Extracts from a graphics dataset
***

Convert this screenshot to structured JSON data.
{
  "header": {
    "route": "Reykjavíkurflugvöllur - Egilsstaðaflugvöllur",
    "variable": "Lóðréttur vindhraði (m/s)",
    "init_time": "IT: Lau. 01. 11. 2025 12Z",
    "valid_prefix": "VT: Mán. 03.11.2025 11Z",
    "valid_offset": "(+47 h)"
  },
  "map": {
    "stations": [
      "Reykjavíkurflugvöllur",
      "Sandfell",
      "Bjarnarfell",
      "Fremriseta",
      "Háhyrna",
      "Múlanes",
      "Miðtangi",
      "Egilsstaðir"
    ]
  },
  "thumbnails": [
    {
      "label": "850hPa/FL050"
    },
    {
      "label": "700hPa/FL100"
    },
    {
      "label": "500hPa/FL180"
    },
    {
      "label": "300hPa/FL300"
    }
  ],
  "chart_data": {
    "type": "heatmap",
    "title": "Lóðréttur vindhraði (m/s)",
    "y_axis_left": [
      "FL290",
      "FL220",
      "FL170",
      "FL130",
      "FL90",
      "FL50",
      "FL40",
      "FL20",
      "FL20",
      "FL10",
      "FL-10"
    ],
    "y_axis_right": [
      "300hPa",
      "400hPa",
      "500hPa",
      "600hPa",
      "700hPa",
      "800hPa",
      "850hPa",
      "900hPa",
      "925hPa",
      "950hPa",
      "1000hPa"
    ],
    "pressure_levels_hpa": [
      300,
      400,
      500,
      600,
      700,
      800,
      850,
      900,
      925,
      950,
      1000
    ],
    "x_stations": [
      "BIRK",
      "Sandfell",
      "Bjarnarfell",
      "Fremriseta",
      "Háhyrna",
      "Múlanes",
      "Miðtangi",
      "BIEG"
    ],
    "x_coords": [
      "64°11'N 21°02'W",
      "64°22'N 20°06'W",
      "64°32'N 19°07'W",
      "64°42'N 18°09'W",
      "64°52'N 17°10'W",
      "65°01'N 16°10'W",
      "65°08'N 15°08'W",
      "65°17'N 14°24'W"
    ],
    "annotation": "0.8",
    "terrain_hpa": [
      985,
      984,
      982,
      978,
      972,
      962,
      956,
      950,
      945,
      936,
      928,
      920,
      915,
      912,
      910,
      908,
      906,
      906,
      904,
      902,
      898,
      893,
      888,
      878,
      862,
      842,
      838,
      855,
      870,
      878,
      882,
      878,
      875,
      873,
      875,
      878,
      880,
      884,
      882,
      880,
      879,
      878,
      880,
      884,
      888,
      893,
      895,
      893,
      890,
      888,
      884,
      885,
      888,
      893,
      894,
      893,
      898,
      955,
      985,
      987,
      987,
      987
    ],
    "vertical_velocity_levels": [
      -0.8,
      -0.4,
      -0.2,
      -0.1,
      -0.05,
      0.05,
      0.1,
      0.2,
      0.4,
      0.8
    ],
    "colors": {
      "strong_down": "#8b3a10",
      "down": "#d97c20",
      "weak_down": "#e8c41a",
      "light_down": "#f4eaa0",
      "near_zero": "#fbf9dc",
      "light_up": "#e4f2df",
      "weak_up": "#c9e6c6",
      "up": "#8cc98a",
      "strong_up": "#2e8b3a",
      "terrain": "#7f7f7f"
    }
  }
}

***

- _Request_
Type the material above out again, exactly.

- _Response_
Convert this screenshot to structured JSON data.
{
  "header": {
    "route": "Reykjavíkurflugvöllur - Egilsstaðaflugvöllur",
    "variable": "Lóðréttur vindhraði (m/s)",
    "init_time": "IT: Lau. 01. 11. 2025 12Z",
    "valid_prefix": "VT: Mán. 03.11.2025 11Z",
    "valid_offset": "(+47 h)"
  },
  "map": {
    "stations": [
      "Reykjavíkurflugvöllur",
      "Sandfell",
      "Bjarnarfell",
      "Fremriseta",
      "Háhyrna",
      "Múlanes",
      "Miðtangi",
      "Egilsstaðir"
    ]
  },
  "thumbnails": [
    {
      "label": "850hPa/FL050"
    },
    {
      "label": "700hPa/FL100"
    },
    {
      "label": "500hPa/FL180"
    },
    {
      "label": "300hPa/FL300"
    }
  ],
  "chart_data": {
    "type": "heatmap",
    "title": "Lóðréttur vindhraði (m/s)",
    "y_axis_left": [
      "FL290",
      "FL220",
      "FL170",
      "FL130",
      "FL90",
      "FL50",
      "FL40",
      "FL20",
      "FL20",
      "FL10",
      "FL-10"
    ],
    "y_axis_right": [
      "300hPa",
      "400hPa",
      "500hPa",
      "600hPa",
      "700hPa",
      "800hPa",
      "850hPa",
      "900hPa",
      "925hPa",
      "950hPa",
      "1000hPa"
    ],
    "pressure_levels_hpa": [
      300,
      400,
      500,
      600,
      700,
      800,
      850,
      900,
      925,
      950,
      1000
    ],
    "x_stations": [
      "BIRK",
      "Sandfell",
      "Bjarnarfell",
      "Fremriseta",
      "Háhyrna",
      "Múlanes",
      "Miðtangi",
      "BIEG"
    ],
    "x_coords": [
      "64°11'N 21°02'W",
      "64°22'N 20°06'W",
      "64°32'N 19°07'W",
      "64°42'N 18°09'W",
      "64°52'N 17°10'W",
      "65°01'N 16°10'W",
      "65°08'N 15°08'W",
      "65°17'N 14°24'W"
    ],
    "annotation": "0.8",
    "terrain_hpa": [
      985,
      984,
      982,
      978,
      972,
      962,
      956,
      950,
      945,
      936,
      928,
      920,
      915,
      912,
      910,
      908,
      906,
      906,
      904,
      902,
      898,
      893,
      888,
      878,
      862,
      842,
      838,
      855,
      870,
      878,
      882,
      878,
      875,
      873,
      875,
      878,
      880,
      884,
      882,
      880,
      879,
      878,
      880,
      884,
      888,
      893,
      895,
      893,
      890,
      888,
      884,
      885,
      888,
      893,
      894,
      893,
      898,
      955,
      985,
      987,
      987,
      987
    ],
    "vertical_velocity_levels": [
      -0.8,
      -0.4,
      -0.2,
      -0.1,
      -0.05,
      0.05,
      0.1,
      0.2,
      0.4,
      0.8
    ],
    "colors": {
      "strong_down": "#8b3a10",
      "down": "#d97c20",
      "weak_down": "#e8c41a",
      "light_down": "#f4eaa0",
      "near_zero": "#fbf9dc",
      "light_up": "#e4f2df",
      "weak_up": "#c9e6c6",
      "up": "#8cc98a",
      "strong_up": "#2e8b3a",
      "terrain": "#7f7f7f"
    }
  }
}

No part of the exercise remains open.